--- START PAGE EXCERPT ---

Remember: The choice of tokenization method can significantly impact downstream NLP tasks.

`Example - 1`

In [7]:
text = "This is how tokenization is done to word. This is tokenizatio using NLTK"

# word tokenization 
print(word_tokenize(text))   # output is a list of words
print(sent_tokenize(text))   # output is a list of sentences 

['This', 'is', 'how', 'tokenization', 'is', 'done', 'to', 'word', '.', 'This', 'is', 'tokenizatio', 'using', 'NLTK']
['This is how tokenization is done to word.', 'This is tokenizatio using NLTK']


`Example - 2`

In [8]:
text = "This email is not valid: example@gmail.com"

print(word_tokenize(text))   

['This', 'email', 'is', 'not', 'valid', ':', 'example', '@', 'gmail.com']


In [9]:
print(text.split())

['This', 'email', 'is', 'not', 'valid:', 'example@gmail.com']


- In the second example you can see the NLTK word tokenizer converts the email to three different tokens'example', '@' and 'gmail.com'. while the split function just returned the whole email as a token.

# Stopwords

- Stopwords also called Function words are words that are mostly use to make sentences grammatically correct. They do not necessarily contribute to the true meaning of the sentence and removing them does not affects the overall context of the sentence.
- NLTK library already has a stopwords API which returns a list of all the stopwords for different languages. Here is an example for the stopwords in English and how you can remove them.

In [10]:
text = "NLTK, or the Natural Language Toolkit, is a treasure trove of a library for text preprocessing. It’s one of my favorite Python libraries. NLTK has a list of stopwords stored in 16 different languages"
text_tokens = word_tokenize(text)

In [11]:
STOPWORDS = stopwords.words('english')
# print(STOPWORDS)        

In [12]:
filtered_sentence = [word for word in text_tokens if not word in STOPWORDS]
print('The text after removal of stopwords: \n')
print(' '.join(filtered_sentence))

--- END PAGE EXCERPT ---

§ BRIEF A:
In the tokenization excerpt, which three tokens does the NLTK word tokenizer turn the email address into?

--- START GIVEN DATA ---

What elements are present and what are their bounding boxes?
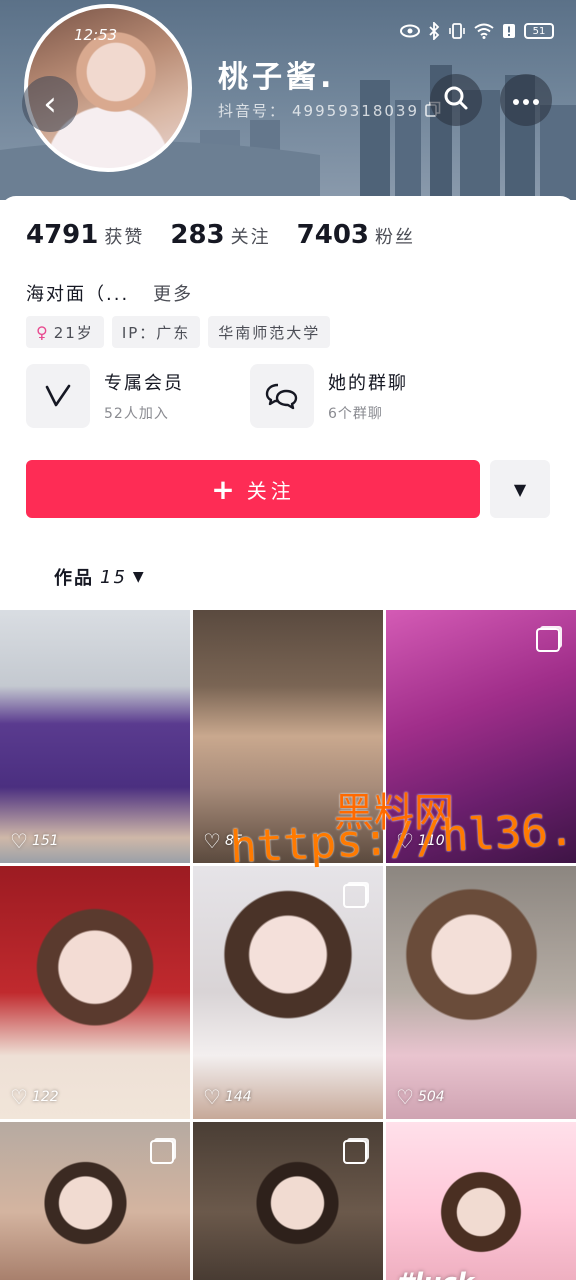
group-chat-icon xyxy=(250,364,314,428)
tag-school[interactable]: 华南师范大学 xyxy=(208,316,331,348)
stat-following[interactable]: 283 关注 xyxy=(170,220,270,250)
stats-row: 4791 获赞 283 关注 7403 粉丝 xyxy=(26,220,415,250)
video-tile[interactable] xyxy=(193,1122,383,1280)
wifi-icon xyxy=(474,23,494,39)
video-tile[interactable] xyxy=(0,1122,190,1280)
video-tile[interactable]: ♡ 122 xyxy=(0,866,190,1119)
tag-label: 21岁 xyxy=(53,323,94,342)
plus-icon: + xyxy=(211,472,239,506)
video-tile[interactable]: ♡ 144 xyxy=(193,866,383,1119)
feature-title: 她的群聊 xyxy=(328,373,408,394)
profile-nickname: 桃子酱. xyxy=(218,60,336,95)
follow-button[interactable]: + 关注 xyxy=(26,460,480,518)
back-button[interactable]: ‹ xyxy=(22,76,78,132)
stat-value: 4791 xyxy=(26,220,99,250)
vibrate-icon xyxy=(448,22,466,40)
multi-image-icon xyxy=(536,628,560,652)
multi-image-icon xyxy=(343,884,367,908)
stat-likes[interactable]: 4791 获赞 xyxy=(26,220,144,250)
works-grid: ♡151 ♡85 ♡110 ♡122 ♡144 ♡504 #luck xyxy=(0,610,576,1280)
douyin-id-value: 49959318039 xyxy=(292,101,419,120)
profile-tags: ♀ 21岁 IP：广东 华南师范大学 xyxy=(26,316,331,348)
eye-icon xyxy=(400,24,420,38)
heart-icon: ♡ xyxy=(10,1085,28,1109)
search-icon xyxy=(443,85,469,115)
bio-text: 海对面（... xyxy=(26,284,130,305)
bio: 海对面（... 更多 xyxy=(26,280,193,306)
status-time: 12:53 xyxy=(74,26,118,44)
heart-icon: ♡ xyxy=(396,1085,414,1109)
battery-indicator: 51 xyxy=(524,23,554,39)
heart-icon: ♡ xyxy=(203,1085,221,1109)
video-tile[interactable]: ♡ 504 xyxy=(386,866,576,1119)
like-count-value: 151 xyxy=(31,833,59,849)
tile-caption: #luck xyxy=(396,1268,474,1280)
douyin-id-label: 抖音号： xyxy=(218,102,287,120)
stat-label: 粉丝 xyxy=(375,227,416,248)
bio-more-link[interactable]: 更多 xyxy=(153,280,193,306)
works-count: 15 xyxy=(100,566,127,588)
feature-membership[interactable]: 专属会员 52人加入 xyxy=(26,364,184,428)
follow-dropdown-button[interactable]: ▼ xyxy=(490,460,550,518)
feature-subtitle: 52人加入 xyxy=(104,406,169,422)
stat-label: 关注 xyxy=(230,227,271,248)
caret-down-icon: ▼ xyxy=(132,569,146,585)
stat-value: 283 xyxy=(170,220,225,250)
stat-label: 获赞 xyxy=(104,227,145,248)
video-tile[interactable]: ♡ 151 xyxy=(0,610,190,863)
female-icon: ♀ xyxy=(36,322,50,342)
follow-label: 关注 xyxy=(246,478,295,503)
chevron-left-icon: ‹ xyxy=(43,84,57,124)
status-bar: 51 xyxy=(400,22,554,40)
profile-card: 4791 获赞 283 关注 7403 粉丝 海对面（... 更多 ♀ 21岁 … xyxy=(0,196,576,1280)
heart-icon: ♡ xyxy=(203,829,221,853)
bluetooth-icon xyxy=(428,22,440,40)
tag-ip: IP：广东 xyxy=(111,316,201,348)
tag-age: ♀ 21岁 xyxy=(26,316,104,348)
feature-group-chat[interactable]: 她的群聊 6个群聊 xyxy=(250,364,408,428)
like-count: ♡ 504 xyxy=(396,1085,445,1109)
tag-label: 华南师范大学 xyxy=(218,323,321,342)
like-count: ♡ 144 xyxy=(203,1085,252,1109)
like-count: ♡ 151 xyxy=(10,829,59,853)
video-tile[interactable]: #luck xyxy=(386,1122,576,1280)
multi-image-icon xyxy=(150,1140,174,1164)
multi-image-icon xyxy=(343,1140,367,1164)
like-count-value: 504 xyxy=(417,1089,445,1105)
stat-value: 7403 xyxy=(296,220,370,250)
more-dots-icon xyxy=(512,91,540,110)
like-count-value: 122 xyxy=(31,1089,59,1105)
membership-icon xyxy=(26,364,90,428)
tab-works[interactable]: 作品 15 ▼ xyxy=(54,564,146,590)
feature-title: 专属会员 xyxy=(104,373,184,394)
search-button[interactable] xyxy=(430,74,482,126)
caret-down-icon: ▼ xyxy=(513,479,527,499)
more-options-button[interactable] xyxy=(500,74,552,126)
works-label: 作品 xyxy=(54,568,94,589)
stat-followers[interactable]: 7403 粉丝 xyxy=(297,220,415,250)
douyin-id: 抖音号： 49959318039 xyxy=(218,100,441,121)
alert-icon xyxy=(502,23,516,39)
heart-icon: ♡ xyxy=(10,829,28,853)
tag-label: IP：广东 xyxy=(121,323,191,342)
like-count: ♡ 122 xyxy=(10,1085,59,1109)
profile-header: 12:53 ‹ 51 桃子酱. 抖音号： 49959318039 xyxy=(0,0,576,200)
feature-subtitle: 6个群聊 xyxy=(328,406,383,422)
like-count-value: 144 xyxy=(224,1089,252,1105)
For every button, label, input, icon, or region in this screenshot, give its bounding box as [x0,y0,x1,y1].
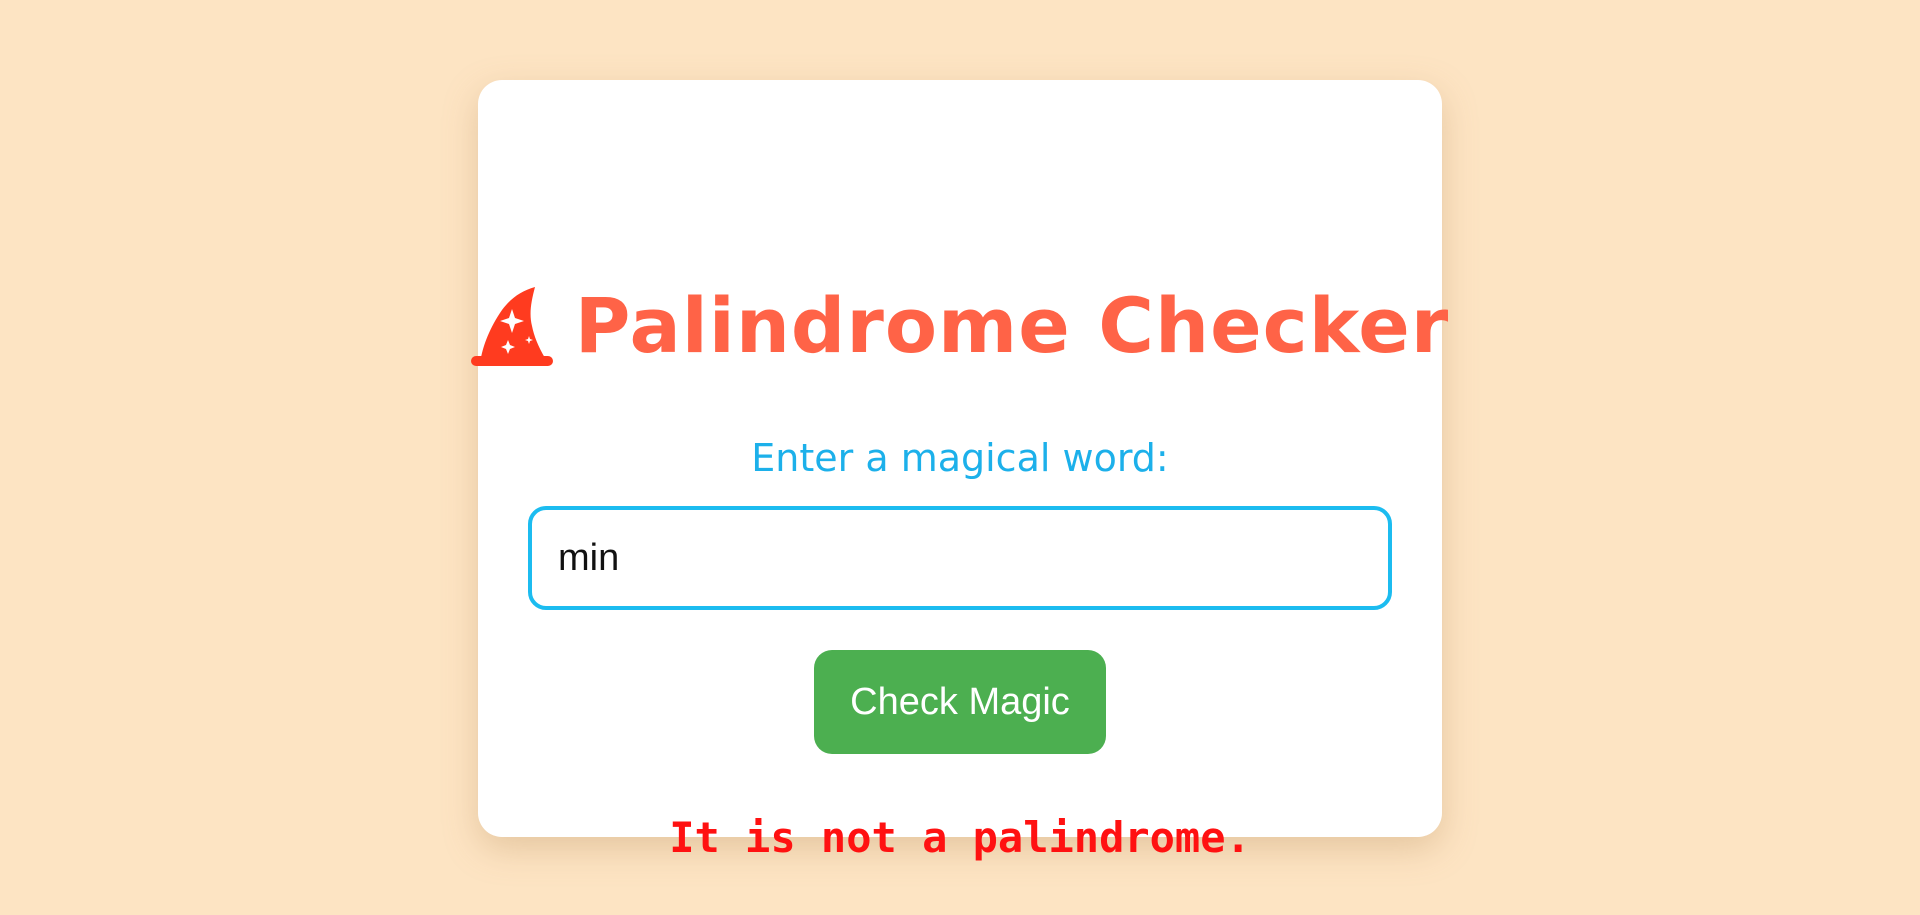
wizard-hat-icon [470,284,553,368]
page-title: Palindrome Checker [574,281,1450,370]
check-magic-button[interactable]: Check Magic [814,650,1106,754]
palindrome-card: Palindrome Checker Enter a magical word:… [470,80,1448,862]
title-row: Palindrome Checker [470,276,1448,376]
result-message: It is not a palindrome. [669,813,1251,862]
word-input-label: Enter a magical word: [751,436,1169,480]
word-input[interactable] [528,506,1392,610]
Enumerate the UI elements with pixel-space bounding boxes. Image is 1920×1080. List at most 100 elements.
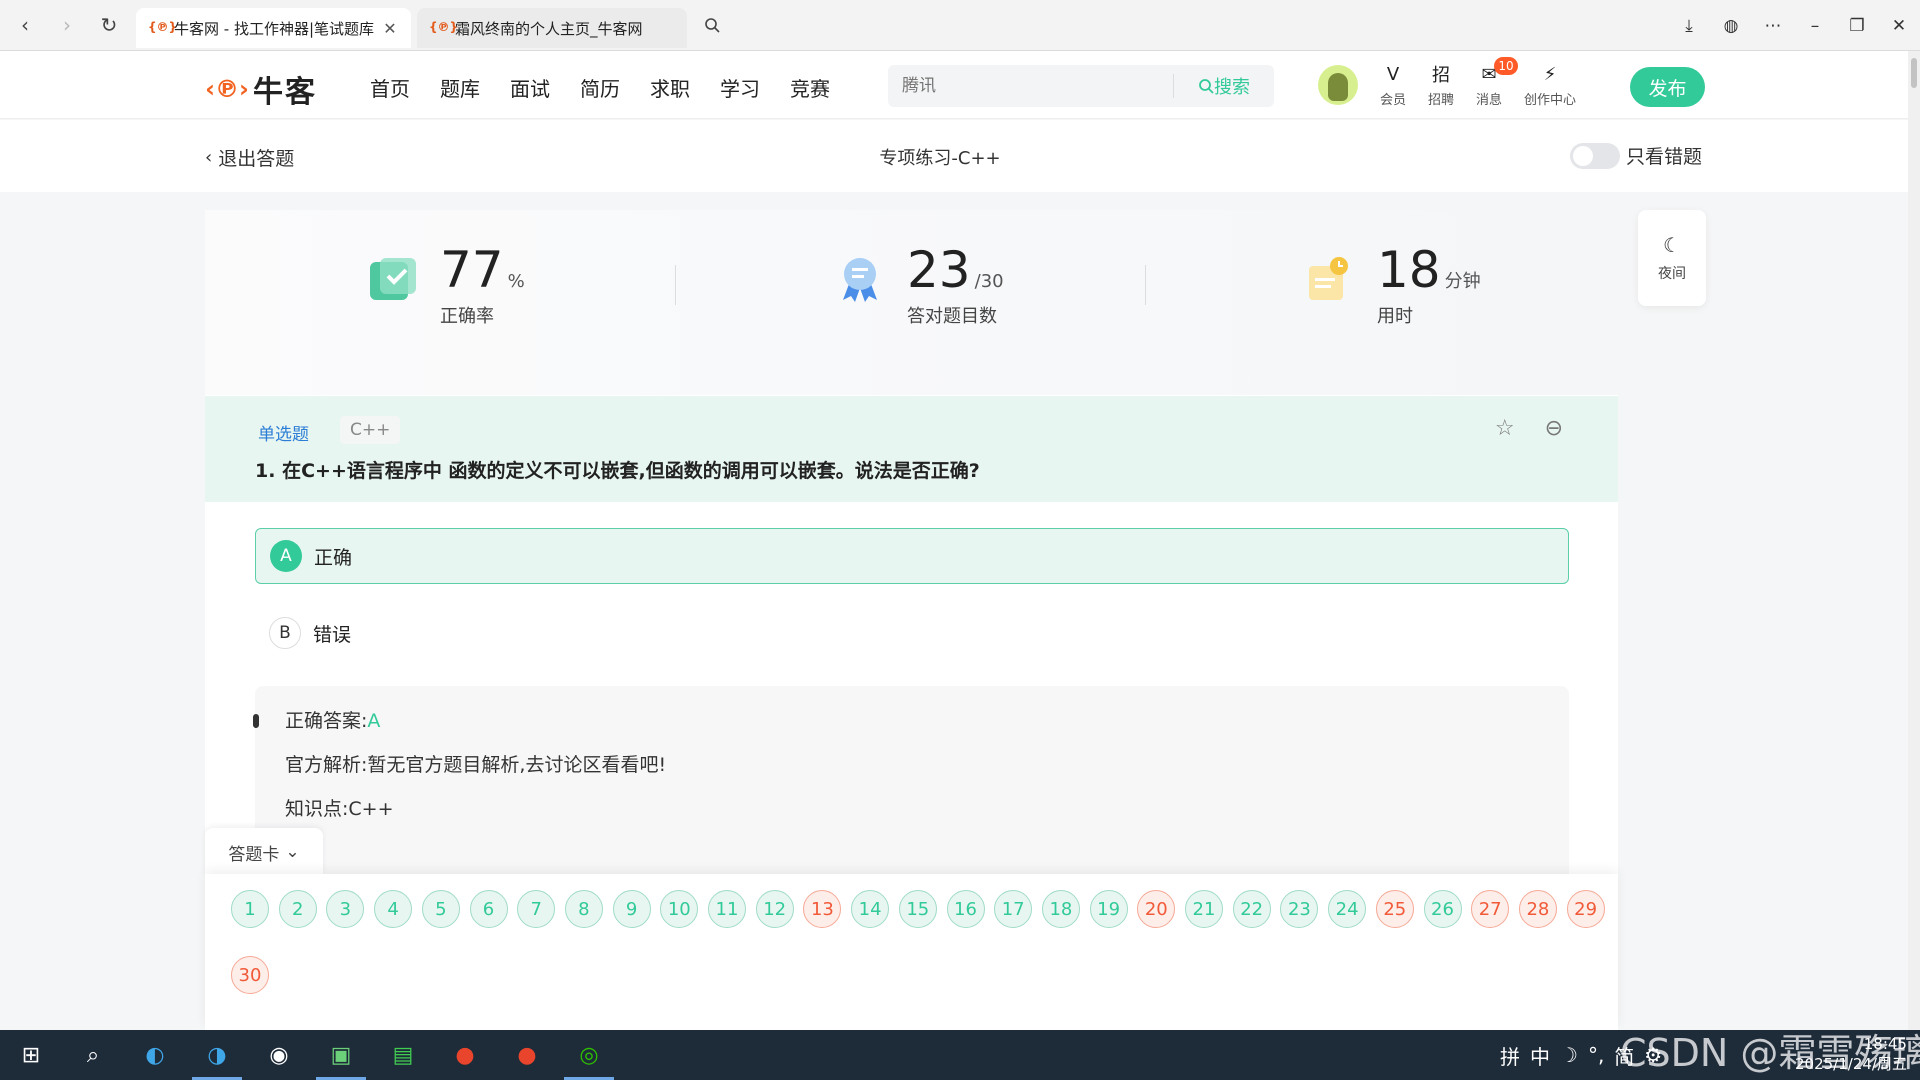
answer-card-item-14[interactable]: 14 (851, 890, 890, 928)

--- END GIVEN DATA ---

§ BRIEF B:
Copy the stretch of the entries from the line containing "group-chat-icon xyxy=(250,364,314,428)" through the line containing "status-time: 12:53 xyxy=(74,26,118,44)".

§ FULL OUTPUT A:
'example', '@' and 'gmail.com'

§ FULL OUTPUT B:
group-chat-icon xyxy=(250,364,314,428)
tag-school[interactable]: 华南师范大学 xyxy=(208,316,331,348)
stat-following[interactable]: 283 关注 xyxy=(170,220,270,250)
stats-row: 4791 获赞 283 关注 7403 粉丝 xyxy=(26,220,415,250)
video-tile[interactable] xyxy=(193,1122,383,1280)
wifi-icon xyxy=(474,23,494,39)
video-tile[interactable] xyxy=(0,1122,190,1280)
video-tile[interactable]: ♡ 122 xyxy=(0,866,190,1119)
tag-label: 21岁 xyxy=(53,323,94,342)
plus-icon: + xyxy=(211,472,239,506)
video-tile[interactable]: ♡ 144 xyxy=(193,866,383,1119)
feature-title: 她的群聊 xyxy=(328,373,408,394)
profile-nickname: 桃子酱. xyxy=(218,60,336,95)
follow-button[interactable]: + 关注 xyxy=(26,460,480,518)
back-button[interactable]: ‹ xyxy=(22,76,78,132)
stat-value: 4791 xyxy=(26,220,99,250)
vibrate-icon xyxy=(448,22,466,40)
multi-image-icon xyxy=(536,628,560,652)
multi-image-icon xyxy=(343,884,367,908)
stat-likes[interactable]: 4791 获赞 xyxy=(26,220,144,250)
works-grid: ♡151 ♡85 ♡110 ♡122 ♡144 ♡504 #luck xyxy=(0,610,576,1280)
douyin-id-value: 49959318039 xyxy=(292,101,419,120)
profile-tags: ♀ 21岁 IP：广东 华南师范大学 xyxy=(26,316,331,348)
eye-icon xyxy=(400,24,420,38)
heart-icon: ♡ xyxy=(10,1085,28,1109)
search-icon xyxy=(443,85,469,115)
bio-text: 海对面（... xyxy=(26,284,130,305)
bio: 海对面（... 更多 xyxy=(26,280,193,306)
status-time: 12:53 xyxy=(74,26,118,44)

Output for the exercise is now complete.